*What is asked*: Write down each entry again, exactly as it reads.

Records

□ □ □ □ □

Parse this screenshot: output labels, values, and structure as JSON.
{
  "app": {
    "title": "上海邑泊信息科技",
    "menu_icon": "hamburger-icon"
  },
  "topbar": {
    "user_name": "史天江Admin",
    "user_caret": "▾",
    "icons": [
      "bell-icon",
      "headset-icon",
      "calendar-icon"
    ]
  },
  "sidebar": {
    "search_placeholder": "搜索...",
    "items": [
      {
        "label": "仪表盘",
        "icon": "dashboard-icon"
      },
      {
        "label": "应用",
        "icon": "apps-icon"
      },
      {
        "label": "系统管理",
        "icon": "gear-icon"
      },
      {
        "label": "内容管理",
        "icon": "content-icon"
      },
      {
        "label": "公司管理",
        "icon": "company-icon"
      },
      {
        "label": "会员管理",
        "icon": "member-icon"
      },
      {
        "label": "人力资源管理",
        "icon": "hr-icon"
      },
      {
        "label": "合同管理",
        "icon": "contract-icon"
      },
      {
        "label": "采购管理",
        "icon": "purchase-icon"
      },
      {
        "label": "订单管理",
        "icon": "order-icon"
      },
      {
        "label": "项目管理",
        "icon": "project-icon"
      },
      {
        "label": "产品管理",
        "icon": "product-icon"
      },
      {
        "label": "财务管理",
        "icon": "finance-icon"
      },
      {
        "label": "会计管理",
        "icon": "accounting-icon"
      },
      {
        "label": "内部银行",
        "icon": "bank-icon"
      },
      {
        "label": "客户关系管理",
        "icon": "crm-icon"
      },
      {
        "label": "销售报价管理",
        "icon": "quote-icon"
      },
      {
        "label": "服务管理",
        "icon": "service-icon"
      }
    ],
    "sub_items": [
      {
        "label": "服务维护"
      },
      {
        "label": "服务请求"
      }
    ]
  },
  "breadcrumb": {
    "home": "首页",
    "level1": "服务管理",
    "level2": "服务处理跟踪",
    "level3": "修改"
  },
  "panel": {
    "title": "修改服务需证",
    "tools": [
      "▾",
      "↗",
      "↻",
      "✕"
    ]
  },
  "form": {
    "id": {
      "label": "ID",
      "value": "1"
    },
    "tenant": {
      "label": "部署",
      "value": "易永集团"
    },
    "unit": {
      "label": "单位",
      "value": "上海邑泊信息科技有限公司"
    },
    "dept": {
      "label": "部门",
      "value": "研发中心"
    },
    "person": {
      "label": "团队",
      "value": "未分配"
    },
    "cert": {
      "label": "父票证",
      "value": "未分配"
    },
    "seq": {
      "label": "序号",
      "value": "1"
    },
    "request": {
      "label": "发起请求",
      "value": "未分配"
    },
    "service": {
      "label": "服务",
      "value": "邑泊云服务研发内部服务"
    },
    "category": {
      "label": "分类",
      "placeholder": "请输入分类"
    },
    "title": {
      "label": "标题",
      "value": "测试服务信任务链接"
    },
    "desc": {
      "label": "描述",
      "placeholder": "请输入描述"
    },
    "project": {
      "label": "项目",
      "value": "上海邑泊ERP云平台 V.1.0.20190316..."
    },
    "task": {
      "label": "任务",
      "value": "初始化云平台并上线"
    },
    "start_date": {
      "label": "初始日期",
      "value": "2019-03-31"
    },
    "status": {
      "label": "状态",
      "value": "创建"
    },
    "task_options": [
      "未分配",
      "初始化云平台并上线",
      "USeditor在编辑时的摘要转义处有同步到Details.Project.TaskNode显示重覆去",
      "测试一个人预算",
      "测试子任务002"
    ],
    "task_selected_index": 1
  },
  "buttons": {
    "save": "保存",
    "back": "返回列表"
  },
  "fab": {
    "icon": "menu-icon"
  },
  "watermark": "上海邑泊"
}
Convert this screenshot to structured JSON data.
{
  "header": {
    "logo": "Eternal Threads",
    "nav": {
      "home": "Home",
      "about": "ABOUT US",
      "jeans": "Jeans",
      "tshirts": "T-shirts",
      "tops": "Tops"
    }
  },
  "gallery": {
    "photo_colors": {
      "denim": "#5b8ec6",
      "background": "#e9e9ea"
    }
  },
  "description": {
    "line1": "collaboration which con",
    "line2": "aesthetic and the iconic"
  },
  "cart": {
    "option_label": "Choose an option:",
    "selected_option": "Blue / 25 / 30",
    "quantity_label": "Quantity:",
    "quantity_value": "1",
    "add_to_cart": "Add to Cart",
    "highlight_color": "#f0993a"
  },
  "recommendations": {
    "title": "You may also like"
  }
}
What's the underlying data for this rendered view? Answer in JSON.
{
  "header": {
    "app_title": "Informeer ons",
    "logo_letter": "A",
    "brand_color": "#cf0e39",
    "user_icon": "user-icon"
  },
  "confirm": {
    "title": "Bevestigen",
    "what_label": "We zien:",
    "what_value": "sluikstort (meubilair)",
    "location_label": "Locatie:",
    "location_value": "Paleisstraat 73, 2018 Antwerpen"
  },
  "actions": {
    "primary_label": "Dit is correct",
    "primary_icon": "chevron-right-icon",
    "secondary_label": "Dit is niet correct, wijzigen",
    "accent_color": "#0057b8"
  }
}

□ □ □ □ □

*Finished answer*:
Parse this screenshot: output labels, values, and structure as JSON.
{
  "app": {
    "title": "上海邑泊信息科技",
    "menu_icon": "hamburger-icon"
  },
  "topbar": {
    "user_name": "史天江Admin",
    "user_caret": "▾",
    "icons": [
      "bell-icon",
      "headset-icon",
      "calendar-icon"
    ]
  },
  "sidebar": {
    "search_placeholder": "搜索...",
    "items": [
      {
        "label": "仪表盘",
        "icon": "dashboard-icon"
      },
      {
        "label": "应用",
        "icon": "apps-icon"
      },
      {
        "label": "系统管理",
        "icon": "gear-icon"
      },
      {
        "label": "内容管理",
        "icon": "content-icon"
      },
      {
        "label": "公司管理",
        "icon": "company-icon"
      },
      {
        "label": "会员管理",
        "icon": "member-icon"
      },
      {
        "label": "人力资源管理",
        "icon": "hr-icon"
      },
      {
        "label": "合同管理",
        "icon": "contract-icon"
      },
      {
        "label": "采购管理",
        "icon": "purchase-icon"
      },
      {
        "label": "订单管理",
        "icon": "order-icon"
      },
      {
        "label": "项目管理",
        "icon": "project-icon"
      },
      {
        "label": "产品管理",
        "icon": "product-icon"
      },
      {
        "label": "财务管理",
        "icon": "finance-icon"
      },
      {
        "label": "会计管理",
        "icon": "accounting-icon"
      },
      {
        "label": "内部银行",
        "icon": "bank-icon"
      },
      {
        "label": "客户关系管理",
        "icon": "crm-icon"
      },
      {
        "label": "销售报价管理",
        "icon": "quote-icon"
      },
      {
        "label": "服务管理",
        "icon": "service-icon"
      }
    ],
    "sub_items": [
      {
        "label": "服务维护"
      },
      {
        "label": "服务请求"
      }
    ]
  },
  "breadcrumb": {
    "home": "首页",
    "level1": "服务管理",
    "level2": "服务处理跟踪",
    "level3": "修改"
  },
  "panel": {
    "title": "修改服务需证",
    "tools": [
      "▾",
      "↗",
      "↻",
      "✕"
    ]
  },
  "form": {
    "id": {
      "label": "ID",
      "value": "1"
    },
    "tenant": {
      "label": "部署",
      "value": "易永集团"
    },
    "unit": {
      "label": "单位",
      "value": "上海邑泊信息科技有限公司"
    },
    "dept": {
      "label": "部门",
      "value": "研发中心"
    },
    "person": {
      "label": "团队",
      "value": "未分配"
    },
    "cert": {
      "label": "父票证",
      "value": "未分配"
    },
    "seq": {
      "label": "序号",
      "value": "1"
    },
    "request": {
      "label": "发起请求",
      "value": "未分配"
    },
    "service": {
      "label": "服务",
      "value": "邑泊云服务研发内部服务"
    },
    "category": {
      "label": "分类",
      "placeholder": "请输入分类"
    },
    "title": {
      "label": "标题",
      "value": "测试服务信任务链接"
    },
    "desc": {
      "label": "描述",
      "placeholder": "请输入描述"
    },
    "project": {
      "label": "项目",
      "value": "上海邑泊ERP云平台 V.1.0.20190316..."
    },
    "task": {
      "label": "任务",
      "value": "初始化云平台并上线"
    },
    "start_date": {
      "label": "初始日期",
      "value": "2019-03-31"
    },
    "status": {
      "label": "状态",
      "value": "创建"
    },
    "task_options": [
      "未分配",
      "初始化云平台并上线",
      "USeditor在编辑时的摘要转义处有同步到Details.Project.TaskNode显示重覆去",
      "测试一个人预算",
      "测试子任务002"
    ],
    "task_selected_index": 1
  },
  "buttons": {
    "save": "保存",
    "back": "返回列表"
  },
  "fab": {
    "icon": "menu-icon"
  },
  "watermark": "上海邑泊"
}
Convert this screenshot to structured JSON data.
{
  "header": {
    "logo": "Eternal Threads",
    "nav": {
      "home": "Home",
      "about": "ABOUT US",
      "jeans": "Jeans",
      "tshirts": "T-shirts",
      "tops": "Tops"
    }
  },
  "gallery": {
    "photo_colors": {
      "denim": "#5b8ec6",
      "background": "#e9e9ea"
    }
  },
  "description": {
    "line1": "collaboration which con",
    "line2": "aesthetic and the iconic"
  },
  "cart": {
    "option_label": "Choose an option:",
    "selected_option": "Blue / 25 / 30",
    "quantity_label": "Quantity:",
    "quantity_value": "1",
    "add_to_cart": "Add to Cart",
    "highlight_color": "#f0993a"
  },
  "recommendations": {
    "title": "You may also like"
  }
}
What's the underlying data for this rendered view? Answer in JSON.
{
  "header": {
    "app_title": "Informeer ons",
    "logo_letter": "A",
    "brand_color": "#cf0e39",
    "user_icon": "user-icon"
  },
  "confirm": {
    "title": "Bevestigen",
    "what_label": "We zien:",
    "what_value": "sluikstort (meubilair)",
    "location_label": "Locatie:",
    "location_value": "Paleisstraat 73, 2018 Antwerpen"
  },
  "actions": {
    "primary_label": "Dit is correct",
    "primary_icon": "chevron-right-icon",
    "secondary_label": "Dit is niet correct, wijzigen",
    "accent_color": "#0057b8"
  }
}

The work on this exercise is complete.